- [Aim]: Lines that include the word "JSON" are the ones to copy.

- [Exercise inputs]:
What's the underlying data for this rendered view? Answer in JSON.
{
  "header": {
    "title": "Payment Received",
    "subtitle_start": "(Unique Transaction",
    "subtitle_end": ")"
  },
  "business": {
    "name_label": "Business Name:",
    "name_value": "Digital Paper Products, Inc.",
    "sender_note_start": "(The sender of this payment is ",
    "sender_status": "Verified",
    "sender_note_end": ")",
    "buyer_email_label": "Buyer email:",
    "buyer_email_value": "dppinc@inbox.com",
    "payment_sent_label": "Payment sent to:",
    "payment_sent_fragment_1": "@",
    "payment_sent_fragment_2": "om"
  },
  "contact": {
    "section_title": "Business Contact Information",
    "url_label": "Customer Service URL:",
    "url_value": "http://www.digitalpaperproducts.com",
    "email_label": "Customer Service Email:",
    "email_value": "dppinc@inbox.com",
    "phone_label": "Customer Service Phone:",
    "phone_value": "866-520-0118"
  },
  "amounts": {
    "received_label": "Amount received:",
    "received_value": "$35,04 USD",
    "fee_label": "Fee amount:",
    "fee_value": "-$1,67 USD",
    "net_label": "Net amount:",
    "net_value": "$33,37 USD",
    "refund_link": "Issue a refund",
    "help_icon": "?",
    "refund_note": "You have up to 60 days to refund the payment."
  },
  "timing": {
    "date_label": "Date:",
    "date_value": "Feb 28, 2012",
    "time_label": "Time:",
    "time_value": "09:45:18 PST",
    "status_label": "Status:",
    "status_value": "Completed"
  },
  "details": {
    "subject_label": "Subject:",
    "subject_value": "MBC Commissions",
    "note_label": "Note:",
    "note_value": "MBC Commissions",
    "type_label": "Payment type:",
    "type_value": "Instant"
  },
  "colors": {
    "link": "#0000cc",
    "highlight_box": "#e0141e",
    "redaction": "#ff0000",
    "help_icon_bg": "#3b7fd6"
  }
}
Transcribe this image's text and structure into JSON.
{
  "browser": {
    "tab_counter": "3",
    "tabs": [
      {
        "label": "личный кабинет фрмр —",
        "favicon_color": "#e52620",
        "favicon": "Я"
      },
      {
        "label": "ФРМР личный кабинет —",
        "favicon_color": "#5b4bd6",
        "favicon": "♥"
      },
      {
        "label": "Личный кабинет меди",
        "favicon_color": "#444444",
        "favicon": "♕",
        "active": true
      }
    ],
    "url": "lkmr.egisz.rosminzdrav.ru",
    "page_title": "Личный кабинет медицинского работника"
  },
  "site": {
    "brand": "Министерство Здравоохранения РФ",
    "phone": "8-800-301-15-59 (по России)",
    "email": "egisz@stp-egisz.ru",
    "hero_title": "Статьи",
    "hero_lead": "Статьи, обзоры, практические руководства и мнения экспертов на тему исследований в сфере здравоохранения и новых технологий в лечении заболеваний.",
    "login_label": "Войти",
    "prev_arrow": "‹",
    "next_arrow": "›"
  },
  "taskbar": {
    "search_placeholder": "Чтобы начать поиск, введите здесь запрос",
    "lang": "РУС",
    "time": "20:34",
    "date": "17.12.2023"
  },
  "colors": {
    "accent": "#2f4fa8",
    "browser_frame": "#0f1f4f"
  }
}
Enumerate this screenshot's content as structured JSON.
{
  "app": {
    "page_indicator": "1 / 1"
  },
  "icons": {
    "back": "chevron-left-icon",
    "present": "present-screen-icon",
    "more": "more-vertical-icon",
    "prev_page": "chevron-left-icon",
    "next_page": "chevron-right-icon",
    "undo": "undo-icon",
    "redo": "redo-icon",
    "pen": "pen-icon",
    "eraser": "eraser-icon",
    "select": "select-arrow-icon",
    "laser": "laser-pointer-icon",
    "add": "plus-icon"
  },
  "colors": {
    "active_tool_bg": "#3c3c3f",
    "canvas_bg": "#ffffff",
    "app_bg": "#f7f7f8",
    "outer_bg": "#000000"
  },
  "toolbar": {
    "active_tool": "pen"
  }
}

- [Full response]:
What's the underlying data for this rendered view? Answer in JSON.
Transcribe this image's text and structure into JSON.
Enumerate this screenshot's content as structured JSON.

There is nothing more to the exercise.